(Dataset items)
⁂
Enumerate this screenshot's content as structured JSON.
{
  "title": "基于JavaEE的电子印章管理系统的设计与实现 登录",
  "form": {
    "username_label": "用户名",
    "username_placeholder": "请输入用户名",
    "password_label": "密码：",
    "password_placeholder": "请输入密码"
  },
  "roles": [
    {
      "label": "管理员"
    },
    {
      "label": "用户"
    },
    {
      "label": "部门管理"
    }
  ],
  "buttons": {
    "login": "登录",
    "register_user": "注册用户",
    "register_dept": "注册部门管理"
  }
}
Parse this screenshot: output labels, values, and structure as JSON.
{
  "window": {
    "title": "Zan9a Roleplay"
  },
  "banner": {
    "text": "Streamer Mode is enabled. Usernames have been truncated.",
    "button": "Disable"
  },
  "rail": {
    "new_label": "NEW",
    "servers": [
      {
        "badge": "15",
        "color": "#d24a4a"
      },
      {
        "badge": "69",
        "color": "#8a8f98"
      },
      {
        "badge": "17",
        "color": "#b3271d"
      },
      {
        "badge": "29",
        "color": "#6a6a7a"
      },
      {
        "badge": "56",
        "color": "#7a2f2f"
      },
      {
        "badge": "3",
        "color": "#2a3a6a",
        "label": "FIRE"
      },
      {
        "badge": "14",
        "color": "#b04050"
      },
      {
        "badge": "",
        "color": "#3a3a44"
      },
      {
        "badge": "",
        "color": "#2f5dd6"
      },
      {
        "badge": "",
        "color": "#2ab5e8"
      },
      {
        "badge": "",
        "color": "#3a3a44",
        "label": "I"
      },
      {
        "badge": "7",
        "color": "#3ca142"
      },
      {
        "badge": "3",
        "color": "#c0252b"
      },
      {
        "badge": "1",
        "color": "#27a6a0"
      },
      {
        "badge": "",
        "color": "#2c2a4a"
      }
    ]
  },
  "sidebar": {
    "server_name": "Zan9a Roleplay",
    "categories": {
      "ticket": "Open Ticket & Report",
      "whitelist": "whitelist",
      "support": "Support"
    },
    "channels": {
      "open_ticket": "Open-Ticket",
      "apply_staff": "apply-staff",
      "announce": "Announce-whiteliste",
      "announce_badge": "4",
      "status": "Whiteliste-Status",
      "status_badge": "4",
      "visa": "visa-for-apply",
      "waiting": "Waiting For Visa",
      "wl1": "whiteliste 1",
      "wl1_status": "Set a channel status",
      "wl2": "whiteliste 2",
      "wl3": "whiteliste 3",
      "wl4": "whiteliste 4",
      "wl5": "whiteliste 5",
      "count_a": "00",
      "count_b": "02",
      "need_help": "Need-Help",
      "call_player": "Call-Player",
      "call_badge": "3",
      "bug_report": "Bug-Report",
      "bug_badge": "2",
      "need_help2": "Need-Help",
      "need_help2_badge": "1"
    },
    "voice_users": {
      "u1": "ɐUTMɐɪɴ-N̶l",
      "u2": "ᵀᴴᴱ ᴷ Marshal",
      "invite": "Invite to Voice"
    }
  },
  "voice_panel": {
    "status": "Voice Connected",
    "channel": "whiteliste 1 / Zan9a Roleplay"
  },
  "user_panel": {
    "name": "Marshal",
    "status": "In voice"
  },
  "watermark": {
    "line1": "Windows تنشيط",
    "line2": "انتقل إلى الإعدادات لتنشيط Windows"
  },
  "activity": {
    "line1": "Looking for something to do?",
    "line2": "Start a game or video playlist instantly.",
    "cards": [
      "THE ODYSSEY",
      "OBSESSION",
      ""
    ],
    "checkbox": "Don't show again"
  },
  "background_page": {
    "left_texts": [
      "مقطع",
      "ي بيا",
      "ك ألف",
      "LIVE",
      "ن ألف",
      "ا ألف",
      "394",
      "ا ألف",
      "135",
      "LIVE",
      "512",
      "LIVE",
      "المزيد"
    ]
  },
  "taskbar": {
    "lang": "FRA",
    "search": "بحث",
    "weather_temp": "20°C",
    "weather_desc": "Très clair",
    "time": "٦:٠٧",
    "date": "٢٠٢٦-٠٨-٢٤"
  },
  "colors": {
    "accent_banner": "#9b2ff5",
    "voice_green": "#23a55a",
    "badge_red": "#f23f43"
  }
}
⁂
- **Stated exercise**: Look through the material and copy each line that has "Ticket".

- **Written reply**:
      "ticket": "Open Ticket & Report",
      "open_ticket": "Open-Ticket",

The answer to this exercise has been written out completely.